From the listing, collect all lines containing the word "JSON".

-- START OF Record excerpts --

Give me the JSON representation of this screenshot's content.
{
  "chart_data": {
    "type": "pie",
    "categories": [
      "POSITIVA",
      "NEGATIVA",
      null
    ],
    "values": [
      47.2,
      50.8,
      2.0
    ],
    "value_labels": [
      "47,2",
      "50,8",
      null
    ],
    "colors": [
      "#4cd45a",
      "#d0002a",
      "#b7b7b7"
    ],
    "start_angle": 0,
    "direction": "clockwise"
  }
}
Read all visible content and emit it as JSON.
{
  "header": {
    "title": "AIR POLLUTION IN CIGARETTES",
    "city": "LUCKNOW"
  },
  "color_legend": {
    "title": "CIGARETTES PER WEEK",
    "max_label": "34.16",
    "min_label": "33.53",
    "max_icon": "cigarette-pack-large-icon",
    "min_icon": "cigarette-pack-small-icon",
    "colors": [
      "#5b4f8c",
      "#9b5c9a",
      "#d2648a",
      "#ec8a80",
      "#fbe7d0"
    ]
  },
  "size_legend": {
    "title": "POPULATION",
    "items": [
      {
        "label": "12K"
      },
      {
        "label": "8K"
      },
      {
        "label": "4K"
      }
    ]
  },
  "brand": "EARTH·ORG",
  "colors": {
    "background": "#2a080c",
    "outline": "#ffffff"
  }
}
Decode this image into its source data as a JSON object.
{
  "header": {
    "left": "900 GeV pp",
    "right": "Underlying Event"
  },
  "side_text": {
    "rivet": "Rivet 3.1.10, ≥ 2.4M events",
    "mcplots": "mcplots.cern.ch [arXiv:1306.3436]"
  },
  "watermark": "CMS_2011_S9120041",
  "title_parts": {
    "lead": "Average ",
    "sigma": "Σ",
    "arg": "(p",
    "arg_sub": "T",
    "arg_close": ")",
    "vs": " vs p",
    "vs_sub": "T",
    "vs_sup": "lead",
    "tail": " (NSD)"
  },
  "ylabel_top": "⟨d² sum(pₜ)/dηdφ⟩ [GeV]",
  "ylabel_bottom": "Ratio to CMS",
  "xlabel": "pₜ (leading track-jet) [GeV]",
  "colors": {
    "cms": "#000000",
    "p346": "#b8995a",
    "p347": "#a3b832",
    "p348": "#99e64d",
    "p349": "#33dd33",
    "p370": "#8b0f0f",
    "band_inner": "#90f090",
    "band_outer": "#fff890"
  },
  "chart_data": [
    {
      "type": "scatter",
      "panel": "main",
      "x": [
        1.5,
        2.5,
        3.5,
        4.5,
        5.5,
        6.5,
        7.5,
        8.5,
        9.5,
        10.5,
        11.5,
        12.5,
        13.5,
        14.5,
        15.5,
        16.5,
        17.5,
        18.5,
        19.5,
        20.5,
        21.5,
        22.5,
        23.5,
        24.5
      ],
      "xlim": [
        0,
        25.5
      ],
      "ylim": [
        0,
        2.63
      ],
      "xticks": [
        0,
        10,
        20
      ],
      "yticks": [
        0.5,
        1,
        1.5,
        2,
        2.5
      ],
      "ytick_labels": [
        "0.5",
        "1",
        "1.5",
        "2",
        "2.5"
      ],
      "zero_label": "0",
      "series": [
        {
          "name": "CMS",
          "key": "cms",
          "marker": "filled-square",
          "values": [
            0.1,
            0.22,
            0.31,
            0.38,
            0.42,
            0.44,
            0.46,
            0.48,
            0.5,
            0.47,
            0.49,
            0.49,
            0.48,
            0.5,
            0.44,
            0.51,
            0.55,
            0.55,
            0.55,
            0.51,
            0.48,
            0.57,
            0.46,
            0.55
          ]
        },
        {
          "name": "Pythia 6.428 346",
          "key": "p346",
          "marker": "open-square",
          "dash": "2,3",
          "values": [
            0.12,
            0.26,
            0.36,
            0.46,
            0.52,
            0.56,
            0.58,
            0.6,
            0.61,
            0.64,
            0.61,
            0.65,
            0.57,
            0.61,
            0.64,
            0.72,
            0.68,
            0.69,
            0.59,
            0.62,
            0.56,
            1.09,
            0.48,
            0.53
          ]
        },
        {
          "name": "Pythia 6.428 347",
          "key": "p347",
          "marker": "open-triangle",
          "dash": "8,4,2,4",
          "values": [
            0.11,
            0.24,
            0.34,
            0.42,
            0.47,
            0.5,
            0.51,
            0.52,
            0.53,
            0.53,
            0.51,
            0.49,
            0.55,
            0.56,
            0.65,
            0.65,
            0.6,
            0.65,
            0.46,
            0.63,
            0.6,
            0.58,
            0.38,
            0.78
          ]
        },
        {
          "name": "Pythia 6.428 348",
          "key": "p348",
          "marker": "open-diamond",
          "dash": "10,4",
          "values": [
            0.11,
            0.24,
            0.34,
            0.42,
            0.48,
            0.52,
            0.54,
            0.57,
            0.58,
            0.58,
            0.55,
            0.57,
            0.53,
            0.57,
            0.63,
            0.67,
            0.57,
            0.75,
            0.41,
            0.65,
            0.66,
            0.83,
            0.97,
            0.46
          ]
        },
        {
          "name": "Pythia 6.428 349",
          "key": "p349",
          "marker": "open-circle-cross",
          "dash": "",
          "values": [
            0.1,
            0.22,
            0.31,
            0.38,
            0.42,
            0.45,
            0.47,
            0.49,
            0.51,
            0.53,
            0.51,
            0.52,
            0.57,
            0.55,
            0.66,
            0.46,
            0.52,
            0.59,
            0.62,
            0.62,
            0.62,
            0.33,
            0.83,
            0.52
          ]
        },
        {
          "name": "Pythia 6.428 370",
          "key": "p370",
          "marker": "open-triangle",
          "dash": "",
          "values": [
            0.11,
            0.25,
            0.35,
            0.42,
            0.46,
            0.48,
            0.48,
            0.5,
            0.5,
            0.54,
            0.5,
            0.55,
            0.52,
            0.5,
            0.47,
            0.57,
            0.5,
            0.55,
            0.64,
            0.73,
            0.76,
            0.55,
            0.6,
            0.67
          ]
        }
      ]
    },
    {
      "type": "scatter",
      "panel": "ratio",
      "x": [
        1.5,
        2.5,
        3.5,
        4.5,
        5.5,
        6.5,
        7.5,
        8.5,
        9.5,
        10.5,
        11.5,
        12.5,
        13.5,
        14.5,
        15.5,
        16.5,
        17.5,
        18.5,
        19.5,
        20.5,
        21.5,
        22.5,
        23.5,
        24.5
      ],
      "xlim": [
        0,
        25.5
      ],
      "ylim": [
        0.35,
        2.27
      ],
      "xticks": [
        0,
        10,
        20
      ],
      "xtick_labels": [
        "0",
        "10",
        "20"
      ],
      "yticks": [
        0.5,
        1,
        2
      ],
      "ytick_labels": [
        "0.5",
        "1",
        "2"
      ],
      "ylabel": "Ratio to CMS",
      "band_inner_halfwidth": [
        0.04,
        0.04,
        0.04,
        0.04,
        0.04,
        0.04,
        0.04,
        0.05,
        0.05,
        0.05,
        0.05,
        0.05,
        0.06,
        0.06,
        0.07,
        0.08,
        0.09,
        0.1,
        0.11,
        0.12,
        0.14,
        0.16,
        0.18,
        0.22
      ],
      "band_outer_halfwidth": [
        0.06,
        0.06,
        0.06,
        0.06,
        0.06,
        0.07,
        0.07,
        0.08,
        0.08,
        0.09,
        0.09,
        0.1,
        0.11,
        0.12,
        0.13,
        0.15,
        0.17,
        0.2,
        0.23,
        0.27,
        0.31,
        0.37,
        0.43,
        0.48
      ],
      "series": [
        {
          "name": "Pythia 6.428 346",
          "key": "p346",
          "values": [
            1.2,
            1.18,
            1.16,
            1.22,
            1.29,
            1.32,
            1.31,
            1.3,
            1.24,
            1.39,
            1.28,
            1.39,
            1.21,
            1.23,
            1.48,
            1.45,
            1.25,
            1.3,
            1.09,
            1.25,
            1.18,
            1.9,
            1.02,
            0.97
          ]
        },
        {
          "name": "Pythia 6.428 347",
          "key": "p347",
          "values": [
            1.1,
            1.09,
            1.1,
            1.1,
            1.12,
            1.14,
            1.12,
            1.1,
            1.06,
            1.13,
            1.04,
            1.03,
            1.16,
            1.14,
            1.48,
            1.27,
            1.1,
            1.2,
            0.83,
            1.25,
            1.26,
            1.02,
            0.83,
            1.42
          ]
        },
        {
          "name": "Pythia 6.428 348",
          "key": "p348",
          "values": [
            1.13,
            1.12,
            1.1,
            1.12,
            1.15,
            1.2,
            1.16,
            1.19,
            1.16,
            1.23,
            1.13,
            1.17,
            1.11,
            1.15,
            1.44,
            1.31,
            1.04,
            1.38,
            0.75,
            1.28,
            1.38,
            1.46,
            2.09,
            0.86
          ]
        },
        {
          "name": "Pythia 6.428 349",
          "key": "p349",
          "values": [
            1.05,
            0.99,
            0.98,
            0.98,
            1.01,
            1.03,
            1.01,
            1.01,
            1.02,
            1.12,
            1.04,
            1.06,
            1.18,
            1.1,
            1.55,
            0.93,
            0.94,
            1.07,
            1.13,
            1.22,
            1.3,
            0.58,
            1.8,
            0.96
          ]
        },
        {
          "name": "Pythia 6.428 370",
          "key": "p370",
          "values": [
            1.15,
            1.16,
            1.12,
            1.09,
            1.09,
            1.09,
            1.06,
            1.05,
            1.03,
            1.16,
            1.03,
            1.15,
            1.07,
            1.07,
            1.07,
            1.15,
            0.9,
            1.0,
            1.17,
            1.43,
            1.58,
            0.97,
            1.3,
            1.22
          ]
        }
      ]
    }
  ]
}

-- END OF Record excerpts --

→ Expected answer:
Give me the JSON representation of this screenshot's content.
Read all visible content and emit it as JSON.
Decode this image into its source data as a JSON object.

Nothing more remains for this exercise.